Take the line that contains "What does this" as the first line and the last line of the material below as the final one; reproduce exactly the lines between, inclusive.

Collection entries
========
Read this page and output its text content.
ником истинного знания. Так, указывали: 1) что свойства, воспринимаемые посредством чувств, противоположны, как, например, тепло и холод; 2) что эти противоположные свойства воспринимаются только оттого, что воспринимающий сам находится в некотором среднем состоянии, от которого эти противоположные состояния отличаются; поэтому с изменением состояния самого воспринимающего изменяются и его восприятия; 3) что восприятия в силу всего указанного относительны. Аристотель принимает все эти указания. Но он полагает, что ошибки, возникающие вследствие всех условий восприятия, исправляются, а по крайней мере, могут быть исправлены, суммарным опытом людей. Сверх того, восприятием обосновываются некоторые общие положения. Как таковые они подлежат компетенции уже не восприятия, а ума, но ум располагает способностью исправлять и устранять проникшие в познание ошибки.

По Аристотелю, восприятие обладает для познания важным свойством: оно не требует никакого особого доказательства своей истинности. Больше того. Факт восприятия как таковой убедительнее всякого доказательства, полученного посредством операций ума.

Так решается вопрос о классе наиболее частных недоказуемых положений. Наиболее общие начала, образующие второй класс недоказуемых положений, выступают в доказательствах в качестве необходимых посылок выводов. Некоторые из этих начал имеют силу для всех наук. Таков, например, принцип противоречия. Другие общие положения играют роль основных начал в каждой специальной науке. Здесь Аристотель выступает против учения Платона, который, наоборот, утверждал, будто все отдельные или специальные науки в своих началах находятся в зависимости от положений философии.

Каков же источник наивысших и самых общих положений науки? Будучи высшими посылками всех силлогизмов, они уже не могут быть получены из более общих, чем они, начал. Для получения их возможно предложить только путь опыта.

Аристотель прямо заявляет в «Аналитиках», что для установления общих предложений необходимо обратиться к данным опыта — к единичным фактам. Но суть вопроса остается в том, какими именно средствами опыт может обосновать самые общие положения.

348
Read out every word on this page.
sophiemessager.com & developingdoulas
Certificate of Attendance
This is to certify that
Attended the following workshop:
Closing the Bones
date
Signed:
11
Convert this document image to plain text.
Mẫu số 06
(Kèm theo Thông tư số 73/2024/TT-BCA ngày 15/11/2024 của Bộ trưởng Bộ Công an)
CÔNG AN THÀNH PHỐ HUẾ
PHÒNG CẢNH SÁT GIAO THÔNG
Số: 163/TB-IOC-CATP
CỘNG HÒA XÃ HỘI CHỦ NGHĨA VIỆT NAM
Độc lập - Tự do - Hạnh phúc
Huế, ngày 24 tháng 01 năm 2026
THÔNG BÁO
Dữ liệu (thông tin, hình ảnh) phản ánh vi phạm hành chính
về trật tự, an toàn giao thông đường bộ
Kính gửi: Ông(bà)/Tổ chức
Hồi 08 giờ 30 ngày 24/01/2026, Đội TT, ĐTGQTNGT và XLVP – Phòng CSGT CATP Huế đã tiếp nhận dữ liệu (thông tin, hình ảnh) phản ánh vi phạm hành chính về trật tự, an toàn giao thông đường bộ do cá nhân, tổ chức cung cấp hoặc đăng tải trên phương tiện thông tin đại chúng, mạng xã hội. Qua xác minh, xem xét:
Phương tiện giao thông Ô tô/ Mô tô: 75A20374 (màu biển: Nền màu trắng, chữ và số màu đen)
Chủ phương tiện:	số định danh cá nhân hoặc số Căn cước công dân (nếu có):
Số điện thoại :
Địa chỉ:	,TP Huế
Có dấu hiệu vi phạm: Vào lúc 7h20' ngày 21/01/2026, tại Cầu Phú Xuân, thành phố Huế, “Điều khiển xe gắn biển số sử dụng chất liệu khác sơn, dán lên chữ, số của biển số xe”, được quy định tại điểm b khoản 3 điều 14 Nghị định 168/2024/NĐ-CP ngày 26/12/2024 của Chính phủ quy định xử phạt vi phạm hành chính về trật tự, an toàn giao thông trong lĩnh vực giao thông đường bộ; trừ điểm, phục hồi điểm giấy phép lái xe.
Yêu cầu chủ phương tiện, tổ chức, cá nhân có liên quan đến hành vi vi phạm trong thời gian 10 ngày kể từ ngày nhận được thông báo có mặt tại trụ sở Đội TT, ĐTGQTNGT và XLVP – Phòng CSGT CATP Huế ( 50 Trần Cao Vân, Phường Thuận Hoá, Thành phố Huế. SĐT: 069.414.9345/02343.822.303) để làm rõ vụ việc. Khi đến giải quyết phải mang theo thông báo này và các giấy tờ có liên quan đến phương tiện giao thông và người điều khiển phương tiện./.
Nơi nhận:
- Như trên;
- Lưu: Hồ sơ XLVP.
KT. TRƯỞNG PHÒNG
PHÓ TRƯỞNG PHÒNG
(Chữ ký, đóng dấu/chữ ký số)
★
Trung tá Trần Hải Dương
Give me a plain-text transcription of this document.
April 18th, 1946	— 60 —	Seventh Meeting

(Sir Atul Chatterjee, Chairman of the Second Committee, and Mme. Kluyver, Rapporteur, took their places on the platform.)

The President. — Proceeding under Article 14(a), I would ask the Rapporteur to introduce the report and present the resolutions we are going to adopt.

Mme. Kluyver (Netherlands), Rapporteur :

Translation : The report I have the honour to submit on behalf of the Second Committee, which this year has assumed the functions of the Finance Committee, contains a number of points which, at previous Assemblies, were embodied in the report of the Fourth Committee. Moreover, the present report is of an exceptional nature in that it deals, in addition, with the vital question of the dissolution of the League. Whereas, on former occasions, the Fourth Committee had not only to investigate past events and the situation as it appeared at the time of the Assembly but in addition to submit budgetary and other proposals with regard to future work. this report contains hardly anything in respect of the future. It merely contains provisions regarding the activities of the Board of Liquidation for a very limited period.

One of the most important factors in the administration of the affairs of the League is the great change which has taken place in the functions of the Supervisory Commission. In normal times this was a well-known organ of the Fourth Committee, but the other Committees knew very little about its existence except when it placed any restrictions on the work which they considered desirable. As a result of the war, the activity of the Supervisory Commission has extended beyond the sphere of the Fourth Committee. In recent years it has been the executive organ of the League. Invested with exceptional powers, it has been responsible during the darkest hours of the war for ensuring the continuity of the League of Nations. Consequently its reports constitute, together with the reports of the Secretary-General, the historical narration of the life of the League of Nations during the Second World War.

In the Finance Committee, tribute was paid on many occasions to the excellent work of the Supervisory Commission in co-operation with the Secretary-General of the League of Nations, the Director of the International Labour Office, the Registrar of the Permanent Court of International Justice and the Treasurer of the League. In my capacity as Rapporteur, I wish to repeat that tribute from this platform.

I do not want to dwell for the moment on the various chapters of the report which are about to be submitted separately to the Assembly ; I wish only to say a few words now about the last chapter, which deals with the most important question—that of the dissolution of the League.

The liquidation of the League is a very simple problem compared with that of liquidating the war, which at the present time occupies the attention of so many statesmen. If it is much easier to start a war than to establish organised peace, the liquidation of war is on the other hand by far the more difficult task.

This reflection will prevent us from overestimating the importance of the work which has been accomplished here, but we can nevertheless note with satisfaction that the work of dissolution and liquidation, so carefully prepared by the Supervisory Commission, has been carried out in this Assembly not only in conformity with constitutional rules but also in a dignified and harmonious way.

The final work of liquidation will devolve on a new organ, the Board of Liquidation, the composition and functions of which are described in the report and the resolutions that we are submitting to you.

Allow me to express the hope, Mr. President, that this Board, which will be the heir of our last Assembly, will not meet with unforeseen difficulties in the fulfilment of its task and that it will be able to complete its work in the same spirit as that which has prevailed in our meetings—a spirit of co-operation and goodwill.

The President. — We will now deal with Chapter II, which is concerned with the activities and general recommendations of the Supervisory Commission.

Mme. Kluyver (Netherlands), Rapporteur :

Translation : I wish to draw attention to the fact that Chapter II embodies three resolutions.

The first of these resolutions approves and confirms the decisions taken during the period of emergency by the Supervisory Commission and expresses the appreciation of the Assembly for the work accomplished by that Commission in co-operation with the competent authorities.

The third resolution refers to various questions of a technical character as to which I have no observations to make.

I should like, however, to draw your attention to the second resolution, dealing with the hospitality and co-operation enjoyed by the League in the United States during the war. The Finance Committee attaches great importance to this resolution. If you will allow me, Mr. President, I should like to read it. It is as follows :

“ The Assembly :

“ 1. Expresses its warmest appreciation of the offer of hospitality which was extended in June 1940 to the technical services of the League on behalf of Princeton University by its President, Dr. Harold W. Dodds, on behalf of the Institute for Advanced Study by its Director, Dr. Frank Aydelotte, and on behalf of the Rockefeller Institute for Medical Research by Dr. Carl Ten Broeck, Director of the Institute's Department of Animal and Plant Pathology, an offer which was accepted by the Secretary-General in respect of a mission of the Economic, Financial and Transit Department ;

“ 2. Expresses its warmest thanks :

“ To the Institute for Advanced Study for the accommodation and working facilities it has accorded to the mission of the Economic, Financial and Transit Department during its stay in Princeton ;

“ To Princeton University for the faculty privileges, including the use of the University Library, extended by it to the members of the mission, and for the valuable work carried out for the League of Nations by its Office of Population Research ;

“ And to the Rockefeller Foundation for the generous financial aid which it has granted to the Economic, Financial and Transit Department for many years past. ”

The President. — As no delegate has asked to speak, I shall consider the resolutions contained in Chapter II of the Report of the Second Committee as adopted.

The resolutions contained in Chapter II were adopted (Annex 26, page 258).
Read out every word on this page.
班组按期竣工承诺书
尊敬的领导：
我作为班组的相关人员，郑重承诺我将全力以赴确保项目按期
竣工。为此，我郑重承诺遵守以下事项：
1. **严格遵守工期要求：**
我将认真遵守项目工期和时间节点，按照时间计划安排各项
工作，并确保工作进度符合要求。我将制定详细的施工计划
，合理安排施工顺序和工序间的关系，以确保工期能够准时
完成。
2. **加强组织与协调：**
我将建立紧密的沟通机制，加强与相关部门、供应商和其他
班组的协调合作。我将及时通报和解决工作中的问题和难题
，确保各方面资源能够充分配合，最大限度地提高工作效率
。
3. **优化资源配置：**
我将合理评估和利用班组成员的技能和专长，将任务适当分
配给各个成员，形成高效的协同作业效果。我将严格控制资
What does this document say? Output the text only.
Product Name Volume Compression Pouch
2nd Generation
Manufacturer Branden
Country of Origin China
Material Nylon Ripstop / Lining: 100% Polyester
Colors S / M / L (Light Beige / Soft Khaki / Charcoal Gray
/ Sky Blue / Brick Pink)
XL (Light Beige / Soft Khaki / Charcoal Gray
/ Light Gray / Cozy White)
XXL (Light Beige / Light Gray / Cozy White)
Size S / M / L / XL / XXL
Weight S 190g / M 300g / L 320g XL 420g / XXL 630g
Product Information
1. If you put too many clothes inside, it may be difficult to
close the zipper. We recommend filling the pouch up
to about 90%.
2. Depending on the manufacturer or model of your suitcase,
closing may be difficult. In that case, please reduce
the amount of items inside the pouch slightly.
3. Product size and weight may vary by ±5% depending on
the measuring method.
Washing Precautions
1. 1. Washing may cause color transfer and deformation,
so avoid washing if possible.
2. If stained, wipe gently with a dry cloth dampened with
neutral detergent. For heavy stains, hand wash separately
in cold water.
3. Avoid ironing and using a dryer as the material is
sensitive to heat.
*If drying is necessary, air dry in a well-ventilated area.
========
:: Exercise answer ::
What does this document say? Output the text only.
Product Name Volume Compression Pouch
2nd Generation
Manufacturer Branden
Country of Origin China
Material Nylon Ripstop / Lining: 100% Polyester
Colors S / M / L (Light Beige / Soft Khaki / Charcoal Gray
/ Sky Blue / Brick Pink)
XL (Light Beige / Soft Khaki / Charcoal Gray
/ Light Gray / Cozy White)
XXL (Light Beige / Light Gray / Cozy White)
Size S / M / L / XL / XXL
Weight S 190g / M 300g / L 320g XL 420g / XXL 630g
Product Information
1. If you put too many clothes inside, it may be difficult to
close the zipper. We recommend filling the pouch up
to about 90%.
2. Depending on the manufacturer or model of your suitcase,
closing may be difficult. In that case, please reduce
the amount of items inside the pouch slightly.
3. Product size and weight may vary by ±5% depending on
the measuring method.
Washing Precautions
1. 1. Washing may cause color transfer and deformation,
so avoid washing if possible.
2. If stained, wipe gently with a dry cloth dampened with
neutral detergent. For heavy stains, hand wash separately
in cold water.
3. Avoid ironing and using a dryer as the material is
sensitive to heat.
*If drying is necessary, air dry in a well-ventilated area.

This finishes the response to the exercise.